EXERCISE DESCRIPTION: Determine which lines of the records include the word "title", and copy them.

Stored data

━━━━━━━━━━━━━━━━

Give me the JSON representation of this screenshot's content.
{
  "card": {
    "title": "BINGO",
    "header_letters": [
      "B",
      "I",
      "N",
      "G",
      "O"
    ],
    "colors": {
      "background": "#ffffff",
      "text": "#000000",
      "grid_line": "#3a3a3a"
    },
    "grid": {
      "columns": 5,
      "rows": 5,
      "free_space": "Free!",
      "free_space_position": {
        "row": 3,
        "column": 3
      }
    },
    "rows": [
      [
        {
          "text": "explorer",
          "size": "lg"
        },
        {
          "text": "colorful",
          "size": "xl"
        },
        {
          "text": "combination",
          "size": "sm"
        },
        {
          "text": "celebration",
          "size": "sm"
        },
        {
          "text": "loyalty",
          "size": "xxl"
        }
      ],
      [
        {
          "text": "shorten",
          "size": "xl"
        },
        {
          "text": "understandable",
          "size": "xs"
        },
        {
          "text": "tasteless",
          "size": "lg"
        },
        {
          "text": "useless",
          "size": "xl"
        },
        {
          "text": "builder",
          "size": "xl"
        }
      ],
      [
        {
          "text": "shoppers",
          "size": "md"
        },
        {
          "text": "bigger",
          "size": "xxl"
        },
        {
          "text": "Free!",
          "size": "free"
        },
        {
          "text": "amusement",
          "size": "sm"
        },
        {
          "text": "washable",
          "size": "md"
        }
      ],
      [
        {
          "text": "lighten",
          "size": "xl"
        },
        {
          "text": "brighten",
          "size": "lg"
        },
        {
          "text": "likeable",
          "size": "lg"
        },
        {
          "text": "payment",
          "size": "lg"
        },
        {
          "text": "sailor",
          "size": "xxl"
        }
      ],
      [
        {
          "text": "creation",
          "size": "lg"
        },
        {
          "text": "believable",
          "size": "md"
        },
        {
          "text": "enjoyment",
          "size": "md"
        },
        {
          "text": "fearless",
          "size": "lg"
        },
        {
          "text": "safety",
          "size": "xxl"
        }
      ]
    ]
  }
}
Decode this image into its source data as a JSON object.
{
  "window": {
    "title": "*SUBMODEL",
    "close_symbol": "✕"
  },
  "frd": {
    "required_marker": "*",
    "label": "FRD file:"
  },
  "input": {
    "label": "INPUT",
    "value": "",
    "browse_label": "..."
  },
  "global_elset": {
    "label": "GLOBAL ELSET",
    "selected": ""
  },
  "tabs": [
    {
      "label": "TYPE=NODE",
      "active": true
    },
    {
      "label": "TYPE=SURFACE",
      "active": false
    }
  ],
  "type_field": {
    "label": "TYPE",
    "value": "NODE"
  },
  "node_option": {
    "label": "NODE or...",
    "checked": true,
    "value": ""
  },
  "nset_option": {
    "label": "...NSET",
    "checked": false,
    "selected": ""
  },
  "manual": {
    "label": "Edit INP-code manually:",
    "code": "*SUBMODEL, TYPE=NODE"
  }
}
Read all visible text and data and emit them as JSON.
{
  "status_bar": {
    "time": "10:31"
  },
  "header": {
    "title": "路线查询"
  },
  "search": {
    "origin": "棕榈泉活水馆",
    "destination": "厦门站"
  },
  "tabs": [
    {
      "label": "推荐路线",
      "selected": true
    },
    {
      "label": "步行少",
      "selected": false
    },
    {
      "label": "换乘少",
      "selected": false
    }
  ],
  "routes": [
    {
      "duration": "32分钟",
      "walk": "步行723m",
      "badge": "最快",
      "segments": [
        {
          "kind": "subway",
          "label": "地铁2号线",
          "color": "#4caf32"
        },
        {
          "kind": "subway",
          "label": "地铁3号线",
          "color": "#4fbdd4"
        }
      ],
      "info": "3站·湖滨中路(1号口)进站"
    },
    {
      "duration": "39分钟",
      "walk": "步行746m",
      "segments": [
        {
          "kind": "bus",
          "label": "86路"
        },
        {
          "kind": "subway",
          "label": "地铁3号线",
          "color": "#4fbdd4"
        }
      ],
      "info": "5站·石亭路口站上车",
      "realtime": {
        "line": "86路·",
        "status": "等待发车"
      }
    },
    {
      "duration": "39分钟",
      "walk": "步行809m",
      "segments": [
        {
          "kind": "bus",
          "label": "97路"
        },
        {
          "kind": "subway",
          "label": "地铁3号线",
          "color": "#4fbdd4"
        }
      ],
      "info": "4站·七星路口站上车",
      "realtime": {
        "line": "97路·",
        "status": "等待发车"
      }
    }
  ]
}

━━━━━━━━━━━━━━━━

SOLVED EXERCISE:
    "title": "BINGO",
    "title": "*SUBMODEL",
    "title": "路线查询"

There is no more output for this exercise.